⟨

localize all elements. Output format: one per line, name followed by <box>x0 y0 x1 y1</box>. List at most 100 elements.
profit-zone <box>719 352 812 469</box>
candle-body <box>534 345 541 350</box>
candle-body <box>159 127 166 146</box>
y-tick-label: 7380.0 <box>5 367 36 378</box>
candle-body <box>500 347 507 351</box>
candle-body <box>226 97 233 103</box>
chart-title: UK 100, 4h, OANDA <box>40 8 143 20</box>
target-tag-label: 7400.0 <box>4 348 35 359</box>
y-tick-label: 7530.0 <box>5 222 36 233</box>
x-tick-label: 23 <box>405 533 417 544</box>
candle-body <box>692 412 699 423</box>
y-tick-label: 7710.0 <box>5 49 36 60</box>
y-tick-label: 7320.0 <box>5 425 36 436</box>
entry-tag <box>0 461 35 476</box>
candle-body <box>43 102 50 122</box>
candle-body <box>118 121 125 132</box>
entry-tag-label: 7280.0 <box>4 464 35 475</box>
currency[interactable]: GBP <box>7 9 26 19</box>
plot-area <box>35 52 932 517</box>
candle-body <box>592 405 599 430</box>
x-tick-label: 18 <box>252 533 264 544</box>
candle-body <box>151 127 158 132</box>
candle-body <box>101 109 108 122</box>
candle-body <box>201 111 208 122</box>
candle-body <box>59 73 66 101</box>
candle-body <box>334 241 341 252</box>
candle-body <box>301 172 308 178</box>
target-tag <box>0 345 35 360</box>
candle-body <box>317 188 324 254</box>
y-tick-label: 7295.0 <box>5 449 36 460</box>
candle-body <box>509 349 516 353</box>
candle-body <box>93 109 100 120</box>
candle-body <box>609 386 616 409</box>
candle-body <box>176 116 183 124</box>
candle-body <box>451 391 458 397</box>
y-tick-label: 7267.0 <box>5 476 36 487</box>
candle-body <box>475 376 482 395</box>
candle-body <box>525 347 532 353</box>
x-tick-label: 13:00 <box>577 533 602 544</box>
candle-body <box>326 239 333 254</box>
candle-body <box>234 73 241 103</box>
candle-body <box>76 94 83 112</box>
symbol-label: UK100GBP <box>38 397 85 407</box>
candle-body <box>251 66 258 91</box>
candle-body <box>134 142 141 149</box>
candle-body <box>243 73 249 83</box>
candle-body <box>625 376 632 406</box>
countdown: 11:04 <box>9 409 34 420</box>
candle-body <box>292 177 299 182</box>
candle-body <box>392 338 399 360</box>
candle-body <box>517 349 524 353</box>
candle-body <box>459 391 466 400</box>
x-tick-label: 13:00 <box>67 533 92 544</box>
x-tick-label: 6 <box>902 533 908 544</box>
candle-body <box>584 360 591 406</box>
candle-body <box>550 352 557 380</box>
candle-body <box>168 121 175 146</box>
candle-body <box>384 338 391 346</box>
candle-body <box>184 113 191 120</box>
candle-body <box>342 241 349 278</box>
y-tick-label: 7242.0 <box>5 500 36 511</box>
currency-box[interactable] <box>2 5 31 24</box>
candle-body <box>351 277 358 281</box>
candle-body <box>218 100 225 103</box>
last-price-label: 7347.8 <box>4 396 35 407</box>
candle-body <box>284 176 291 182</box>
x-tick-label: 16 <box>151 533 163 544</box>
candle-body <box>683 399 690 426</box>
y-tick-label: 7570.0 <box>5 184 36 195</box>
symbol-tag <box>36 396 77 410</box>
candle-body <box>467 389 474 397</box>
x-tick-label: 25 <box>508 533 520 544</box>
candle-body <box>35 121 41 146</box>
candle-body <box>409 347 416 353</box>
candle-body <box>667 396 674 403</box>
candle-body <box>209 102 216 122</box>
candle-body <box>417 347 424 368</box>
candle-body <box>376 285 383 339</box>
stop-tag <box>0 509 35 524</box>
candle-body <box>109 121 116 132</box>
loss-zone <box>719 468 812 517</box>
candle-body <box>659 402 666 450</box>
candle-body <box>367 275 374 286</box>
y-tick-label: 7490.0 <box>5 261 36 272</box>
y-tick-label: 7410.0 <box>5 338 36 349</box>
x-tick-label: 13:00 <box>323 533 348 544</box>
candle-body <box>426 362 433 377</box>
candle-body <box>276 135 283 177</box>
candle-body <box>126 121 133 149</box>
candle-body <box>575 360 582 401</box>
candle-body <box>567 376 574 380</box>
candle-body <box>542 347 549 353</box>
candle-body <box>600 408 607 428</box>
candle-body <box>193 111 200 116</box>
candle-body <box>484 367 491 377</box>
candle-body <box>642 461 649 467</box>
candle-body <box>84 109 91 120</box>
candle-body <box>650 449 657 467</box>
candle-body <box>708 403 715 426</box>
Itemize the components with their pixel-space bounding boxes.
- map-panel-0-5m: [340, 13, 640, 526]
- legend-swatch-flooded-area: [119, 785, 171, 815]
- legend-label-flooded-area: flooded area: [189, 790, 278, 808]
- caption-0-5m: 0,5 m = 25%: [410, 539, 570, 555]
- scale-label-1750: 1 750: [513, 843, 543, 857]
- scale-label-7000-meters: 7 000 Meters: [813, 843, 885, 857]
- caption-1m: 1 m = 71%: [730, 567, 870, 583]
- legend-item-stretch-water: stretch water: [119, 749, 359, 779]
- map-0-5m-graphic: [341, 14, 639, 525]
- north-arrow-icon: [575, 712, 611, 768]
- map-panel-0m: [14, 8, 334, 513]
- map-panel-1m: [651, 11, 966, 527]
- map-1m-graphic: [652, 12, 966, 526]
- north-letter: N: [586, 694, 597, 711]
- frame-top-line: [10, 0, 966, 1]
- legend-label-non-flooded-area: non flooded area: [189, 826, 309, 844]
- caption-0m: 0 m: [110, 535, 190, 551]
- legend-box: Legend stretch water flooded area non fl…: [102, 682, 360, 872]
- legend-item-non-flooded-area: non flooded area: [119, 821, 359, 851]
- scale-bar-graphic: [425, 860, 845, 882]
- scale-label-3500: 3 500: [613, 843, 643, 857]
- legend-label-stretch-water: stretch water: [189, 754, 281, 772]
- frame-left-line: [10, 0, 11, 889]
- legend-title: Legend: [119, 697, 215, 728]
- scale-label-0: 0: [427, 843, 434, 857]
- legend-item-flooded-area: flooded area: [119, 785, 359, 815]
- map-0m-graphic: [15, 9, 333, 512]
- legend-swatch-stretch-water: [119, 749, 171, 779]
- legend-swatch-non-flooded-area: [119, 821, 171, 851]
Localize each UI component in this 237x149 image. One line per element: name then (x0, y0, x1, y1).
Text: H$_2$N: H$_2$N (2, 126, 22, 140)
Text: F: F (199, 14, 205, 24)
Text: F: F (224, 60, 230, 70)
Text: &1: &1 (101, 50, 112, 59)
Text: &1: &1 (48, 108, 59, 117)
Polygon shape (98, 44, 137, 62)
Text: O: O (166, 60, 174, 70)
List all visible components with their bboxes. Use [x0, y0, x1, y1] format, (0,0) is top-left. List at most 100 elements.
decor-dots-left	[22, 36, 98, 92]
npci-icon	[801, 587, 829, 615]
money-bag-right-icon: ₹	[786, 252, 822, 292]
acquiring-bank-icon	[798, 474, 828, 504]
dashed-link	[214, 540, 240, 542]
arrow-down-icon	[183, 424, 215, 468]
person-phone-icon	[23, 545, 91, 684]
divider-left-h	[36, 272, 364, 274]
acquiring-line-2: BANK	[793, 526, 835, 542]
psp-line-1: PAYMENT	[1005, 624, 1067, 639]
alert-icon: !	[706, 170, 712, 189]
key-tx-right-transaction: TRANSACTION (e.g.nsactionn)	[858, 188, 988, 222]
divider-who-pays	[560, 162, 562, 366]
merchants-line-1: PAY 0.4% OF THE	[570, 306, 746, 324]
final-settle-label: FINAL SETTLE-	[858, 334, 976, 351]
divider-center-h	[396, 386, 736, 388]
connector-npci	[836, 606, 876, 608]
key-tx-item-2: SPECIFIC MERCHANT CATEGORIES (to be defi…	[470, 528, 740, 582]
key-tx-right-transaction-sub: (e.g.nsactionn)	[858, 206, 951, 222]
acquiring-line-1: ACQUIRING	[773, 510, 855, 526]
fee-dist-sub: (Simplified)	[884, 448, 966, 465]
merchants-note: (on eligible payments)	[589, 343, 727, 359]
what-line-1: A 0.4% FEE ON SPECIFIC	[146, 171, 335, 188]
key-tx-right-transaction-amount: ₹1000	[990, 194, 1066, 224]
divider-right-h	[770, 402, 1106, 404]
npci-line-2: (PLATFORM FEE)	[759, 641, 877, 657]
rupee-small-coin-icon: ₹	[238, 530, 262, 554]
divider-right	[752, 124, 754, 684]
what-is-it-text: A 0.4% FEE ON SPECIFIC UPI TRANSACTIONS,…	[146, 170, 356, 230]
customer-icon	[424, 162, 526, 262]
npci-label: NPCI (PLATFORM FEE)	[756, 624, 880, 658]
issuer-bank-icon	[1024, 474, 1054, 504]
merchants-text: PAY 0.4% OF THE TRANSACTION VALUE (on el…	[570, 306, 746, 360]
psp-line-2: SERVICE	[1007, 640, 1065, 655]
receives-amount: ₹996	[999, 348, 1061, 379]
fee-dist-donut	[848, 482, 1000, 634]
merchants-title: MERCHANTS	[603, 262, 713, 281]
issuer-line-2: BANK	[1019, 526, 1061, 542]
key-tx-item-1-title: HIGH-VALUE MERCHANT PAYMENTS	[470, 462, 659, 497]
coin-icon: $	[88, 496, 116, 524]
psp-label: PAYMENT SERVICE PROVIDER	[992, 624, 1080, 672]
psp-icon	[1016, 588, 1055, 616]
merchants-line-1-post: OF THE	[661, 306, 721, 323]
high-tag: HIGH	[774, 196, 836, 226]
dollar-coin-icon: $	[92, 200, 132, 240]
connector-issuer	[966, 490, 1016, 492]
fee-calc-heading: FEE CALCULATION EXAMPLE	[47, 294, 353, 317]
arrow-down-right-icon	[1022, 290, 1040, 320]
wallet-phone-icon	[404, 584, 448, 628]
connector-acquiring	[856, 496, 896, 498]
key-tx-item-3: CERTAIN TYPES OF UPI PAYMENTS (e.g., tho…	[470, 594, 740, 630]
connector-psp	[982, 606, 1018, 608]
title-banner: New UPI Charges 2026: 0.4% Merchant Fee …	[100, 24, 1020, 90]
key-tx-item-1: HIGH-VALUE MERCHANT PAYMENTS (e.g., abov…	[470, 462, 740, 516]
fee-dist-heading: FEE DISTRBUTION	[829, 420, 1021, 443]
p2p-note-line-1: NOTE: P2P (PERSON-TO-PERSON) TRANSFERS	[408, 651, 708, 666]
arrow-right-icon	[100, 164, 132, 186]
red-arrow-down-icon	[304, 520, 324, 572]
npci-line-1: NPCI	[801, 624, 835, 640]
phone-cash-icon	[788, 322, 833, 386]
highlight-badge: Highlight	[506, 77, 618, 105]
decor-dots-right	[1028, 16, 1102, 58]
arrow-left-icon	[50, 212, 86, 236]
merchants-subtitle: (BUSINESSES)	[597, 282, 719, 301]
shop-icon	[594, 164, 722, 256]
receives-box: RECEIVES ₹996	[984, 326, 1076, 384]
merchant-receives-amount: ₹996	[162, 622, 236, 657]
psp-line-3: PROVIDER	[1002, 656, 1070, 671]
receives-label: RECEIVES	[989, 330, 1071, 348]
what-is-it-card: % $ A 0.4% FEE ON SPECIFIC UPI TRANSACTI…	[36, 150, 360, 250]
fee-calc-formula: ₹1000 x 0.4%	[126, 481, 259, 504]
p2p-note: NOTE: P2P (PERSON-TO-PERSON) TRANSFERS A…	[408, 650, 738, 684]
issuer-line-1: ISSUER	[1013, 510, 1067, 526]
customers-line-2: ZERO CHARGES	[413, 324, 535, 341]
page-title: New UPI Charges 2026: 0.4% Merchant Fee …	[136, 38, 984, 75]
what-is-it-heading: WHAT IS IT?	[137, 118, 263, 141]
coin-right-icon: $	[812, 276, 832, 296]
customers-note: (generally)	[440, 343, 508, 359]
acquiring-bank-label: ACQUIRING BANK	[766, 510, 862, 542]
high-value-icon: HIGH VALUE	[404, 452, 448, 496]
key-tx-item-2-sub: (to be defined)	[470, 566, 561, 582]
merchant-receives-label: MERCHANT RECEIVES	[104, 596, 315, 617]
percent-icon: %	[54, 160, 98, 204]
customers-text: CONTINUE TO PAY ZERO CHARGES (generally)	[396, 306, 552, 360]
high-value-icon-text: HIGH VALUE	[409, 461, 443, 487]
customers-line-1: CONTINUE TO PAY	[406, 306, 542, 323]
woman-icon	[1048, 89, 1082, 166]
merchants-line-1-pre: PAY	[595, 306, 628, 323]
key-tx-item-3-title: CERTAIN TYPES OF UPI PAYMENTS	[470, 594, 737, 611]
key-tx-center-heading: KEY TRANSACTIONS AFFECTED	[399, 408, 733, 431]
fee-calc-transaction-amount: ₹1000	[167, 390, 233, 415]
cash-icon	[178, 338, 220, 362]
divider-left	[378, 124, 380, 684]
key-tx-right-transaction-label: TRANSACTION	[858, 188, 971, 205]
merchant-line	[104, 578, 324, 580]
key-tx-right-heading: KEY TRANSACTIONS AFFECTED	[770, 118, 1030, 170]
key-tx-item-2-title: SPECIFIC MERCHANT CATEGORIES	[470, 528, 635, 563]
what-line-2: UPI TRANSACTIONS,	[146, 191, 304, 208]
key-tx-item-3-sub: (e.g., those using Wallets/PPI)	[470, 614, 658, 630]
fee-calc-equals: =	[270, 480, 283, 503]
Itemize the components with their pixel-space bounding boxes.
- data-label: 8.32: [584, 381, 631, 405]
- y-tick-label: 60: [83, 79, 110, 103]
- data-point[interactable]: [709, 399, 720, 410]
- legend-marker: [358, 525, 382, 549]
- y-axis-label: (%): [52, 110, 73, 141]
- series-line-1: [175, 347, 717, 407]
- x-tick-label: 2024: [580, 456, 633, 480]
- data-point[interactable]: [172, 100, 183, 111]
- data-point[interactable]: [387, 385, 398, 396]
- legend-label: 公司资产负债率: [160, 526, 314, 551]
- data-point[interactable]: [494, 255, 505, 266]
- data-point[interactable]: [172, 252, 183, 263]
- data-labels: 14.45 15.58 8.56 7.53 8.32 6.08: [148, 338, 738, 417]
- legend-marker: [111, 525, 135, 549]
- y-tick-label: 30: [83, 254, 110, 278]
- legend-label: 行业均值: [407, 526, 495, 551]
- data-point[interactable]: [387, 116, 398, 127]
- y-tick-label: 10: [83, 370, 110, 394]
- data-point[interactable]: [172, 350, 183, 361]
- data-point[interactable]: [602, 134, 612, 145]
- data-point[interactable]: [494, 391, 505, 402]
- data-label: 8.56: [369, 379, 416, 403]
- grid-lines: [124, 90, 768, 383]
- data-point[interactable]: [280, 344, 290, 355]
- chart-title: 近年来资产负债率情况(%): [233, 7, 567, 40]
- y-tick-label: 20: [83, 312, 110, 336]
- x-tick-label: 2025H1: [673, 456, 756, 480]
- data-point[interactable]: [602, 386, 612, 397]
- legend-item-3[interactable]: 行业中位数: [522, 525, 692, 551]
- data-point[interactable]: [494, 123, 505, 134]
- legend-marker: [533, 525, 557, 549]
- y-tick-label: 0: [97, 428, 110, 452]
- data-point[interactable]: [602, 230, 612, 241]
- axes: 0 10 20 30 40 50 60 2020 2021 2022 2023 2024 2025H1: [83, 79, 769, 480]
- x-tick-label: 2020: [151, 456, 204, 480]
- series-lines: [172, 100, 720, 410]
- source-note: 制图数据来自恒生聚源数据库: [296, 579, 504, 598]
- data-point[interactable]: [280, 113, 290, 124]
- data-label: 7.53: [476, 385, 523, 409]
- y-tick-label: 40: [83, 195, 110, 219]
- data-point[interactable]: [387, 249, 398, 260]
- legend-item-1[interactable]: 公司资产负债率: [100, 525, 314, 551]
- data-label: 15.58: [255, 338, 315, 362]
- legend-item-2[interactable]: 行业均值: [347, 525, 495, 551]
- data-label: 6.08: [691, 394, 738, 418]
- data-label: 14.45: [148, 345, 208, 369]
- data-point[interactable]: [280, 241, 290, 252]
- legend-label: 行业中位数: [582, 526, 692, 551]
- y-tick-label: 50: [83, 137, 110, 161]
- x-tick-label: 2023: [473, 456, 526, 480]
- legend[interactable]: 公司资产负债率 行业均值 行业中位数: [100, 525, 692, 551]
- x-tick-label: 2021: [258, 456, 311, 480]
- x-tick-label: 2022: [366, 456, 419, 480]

⟩

= To do =
Reproduce everything from the start of the data down to the line containing "candle-body <box>317 188 324 254</box>", including that line, without changing anything.

= Output for this task =
localize all elements. Output format: one per line, name followed by <box>x0 y0 x1 y1</box>. List at most 100 elements.
profit-zone <box>719 352 812 469</box>
candle-body <box>534 345 541 350</box>
candle-body <box>159 127 166 146</box>
y-tick-label: 7380.0 <box>5 367 36 378</box>
candle-body <box>500 347 507 351</box>
candle-body <box>226 97 233 103</box>
chart-title: UK 100, 4h, OANDA <box>40 8 143 20</box>
target-tag-label: 7400.0 <box>4 348 35 359</box>
y-tick-label: 7530.0 <box>5 222 36 233</box>
x-tick-label: 23 <box>405 533 417 544</box>
candle-body <box>692 412 699 423</box>
y-tick-label: 7710.0 <box>5 49 36 60</box>
y-tick-label: 7320.0 <box>5 425 36 436</box>
entry-tag <box>0 461 35 476</box>
candle-body <box>43 102 50 122</box>
candle-body <box>118 121 125 132</box>
entry-tag-label: 7280.0 <box>4 464 35 475</box>
currency[interactable]: GBP <box>7 9 26 19</box>
plot-area <box>35 52 932 517</box>
candle-body <box>592 405 599 430</box>
x-tick-label: 18 <box>252 533 264 544</box>
candle-body <box>151 127 158 132</box>
candle-body <box>101 109 108 122</box>
candle-body <box>201 111 208 122</box>
candle-body <box>59 73 66 101</box>
candle-body <box>334 241 341 252</box>
candle-body <box>301 172 308 178</box>
target-tag <box>0 345 35 360</box>
candle-body <box>317 188 324 254</box>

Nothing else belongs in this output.